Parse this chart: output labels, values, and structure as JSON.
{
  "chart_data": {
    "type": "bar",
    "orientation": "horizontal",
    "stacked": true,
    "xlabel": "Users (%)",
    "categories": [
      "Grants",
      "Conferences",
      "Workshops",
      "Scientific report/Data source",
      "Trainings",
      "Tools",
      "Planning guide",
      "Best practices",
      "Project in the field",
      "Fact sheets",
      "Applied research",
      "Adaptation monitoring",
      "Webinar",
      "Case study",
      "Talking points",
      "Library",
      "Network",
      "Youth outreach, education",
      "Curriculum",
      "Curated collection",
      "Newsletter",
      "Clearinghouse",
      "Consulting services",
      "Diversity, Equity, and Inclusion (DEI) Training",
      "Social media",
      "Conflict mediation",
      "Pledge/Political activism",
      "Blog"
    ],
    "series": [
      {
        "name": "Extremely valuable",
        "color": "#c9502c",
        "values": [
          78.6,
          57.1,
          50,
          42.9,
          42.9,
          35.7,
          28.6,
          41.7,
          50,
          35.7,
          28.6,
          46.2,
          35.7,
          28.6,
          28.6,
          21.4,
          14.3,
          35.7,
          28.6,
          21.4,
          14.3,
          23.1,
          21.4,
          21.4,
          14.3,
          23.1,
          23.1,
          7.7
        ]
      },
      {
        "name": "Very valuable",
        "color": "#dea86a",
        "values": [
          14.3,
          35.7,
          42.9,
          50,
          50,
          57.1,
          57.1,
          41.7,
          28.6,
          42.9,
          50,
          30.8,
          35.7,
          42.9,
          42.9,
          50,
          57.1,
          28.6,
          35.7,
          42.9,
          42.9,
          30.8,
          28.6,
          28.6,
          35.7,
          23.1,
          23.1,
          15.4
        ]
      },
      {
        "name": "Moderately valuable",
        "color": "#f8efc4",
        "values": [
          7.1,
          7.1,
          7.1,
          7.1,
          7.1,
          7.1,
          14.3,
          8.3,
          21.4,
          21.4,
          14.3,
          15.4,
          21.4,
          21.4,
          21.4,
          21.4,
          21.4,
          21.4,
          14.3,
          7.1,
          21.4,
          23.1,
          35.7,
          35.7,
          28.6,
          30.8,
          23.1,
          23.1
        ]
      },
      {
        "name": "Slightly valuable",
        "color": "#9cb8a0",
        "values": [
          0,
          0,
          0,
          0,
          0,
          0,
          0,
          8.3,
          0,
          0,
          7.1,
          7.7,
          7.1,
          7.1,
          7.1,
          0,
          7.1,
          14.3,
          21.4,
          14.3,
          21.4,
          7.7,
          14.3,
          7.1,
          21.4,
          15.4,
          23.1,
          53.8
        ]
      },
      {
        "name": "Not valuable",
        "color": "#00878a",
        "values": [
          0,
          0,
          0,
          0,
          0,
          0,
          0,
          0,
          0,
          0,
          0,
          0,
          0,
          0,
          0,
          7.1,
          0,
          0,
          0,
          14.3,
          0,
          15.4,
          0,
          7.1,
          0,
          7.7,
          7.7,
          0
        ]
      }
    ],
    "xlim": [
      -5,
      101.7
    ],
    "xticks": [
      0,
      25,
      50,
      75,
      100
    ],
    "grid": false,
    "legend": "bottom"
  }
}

-------

Exercise aim:
Quote the data in full, keeping each word unchanged.

Answer to this exercise:
Parse this chart: output labels, values, and structure as JSON.
{
  "chart_data": {
    "type": "bar",
    "orientation": "horizontal",
    "stacked": true,
    "xlabel": "Users (%)",
    "categories": [
      "Grants",
      "Conferences",
      "Workshops",
      "Scientific report/Data source",
      "Trainings",
      "Tools",
      "Planning guide",
      "Best practices",
      "Project in the field",
      "Fact sheets",
      "Applied research",
      "Adaptation monitoring",
      "Webinar",
      "Case study",
      "Talking points",
      "Library",
      "Network",
      "Youth outreach, education",
      "Curriculum",
      "Curated collection",
      "Newsletter",
      "Clearinghouse",
      "Consulting services",
      "Diversity, Equity, and Inclusion (DEI) Training",
      "Social media",
      "Conflict mediation",
      "Pledge/Political activism",
      "Blog"
    ],
    "series": [
      {
        "name": "Extremely valuable",
        "color": "#c9502c",
        "values": [
          78.6,
          57.1,
          50,
          42.9,
          42.9,
          35.7,
          28.6,
          41.7,
          50,
          35.7,
          28.6,
          46.2,
          35.7,
          28.6,
          28.6,
          21.4,
          14.3,
          35.7,
          28.6,
          21.4,
          14.3,
          23.1,
          21.4,
          21.4,
          14.3,
          23.1,
          23.1,
          7.7
        ]
      },
      {
        "name": "Very valuable",
        "color": "#dea86a",
        "values": [
          14.3,
          35.7,
          42.9,
          50,
          50,
          57.1,
          57.1,
          41.7,
          28.6,
          42.9,
          50,
          30.8,
          35.7,
          42.9,
          42.9,
          50,
          57.1,
          28.6,
          35.7,
          42.9,
          42.9,
          30.8,
          28.6,
          28.6,
          35.7,
          23.1,
          23.1,
          15.4
        ]
      },
      {
        "name": "Moderately valuable",
        "color": "#f8efc4",
        "values": [
          7.1,
          7.1,
          7.1,
          7.1,
          7.1,
          7.1,
          14.3,
          8.3,
          21.4,
          21.4,
          14.3,
          15.4,
          21.4,
          21.4,
          21.4,
          21.4,
          21.4,
          21.4,
          14.3,
          7.1,
          21.4,
          23.1,
          35.7,
          35.7,
          28.6,
          30.8,
          23.1,
          23.1
        ]
      },
      {
        "name": "Slightly valuable",
        "color": "#9cb8a0",
        "values": [
          0,
          0,
          0,
          0,
          0,
          0,
          0,
          8.3,
          0,
          0,
          7.1,
          7.7,
          7.1,
          7.1,
          7.1,
          0,
          7.1,
          14.3,
          21.4,
          14.3,
          21.4,
          7.7,
          14.3,
          7.1,
          21.4,
          15.4,
          23.1,
          53.8
        ]
      },
      {
        "name": "Not valuable",
        "color": "#00878a",
        "values": [
          0,
          0,
          0,
          0,
          0,
          0,
          0,
          0,
          0,
          0,
          0,
          0,
          0,
          0,
          0,
          7.1,
          0,
          0,
          0,
          14.3,
          0,
          15.4,
          0,
          7.1,
          0,
          7.7,
          7.7,
          0
        ]
      }
    ],
    "xlim": [
      -5,
      101.7
    ],
    "xticks": [
      0,
      25,
      50,
      75,
      100
    ],
    "grid": false,
    "legend": "bottom"
  }
}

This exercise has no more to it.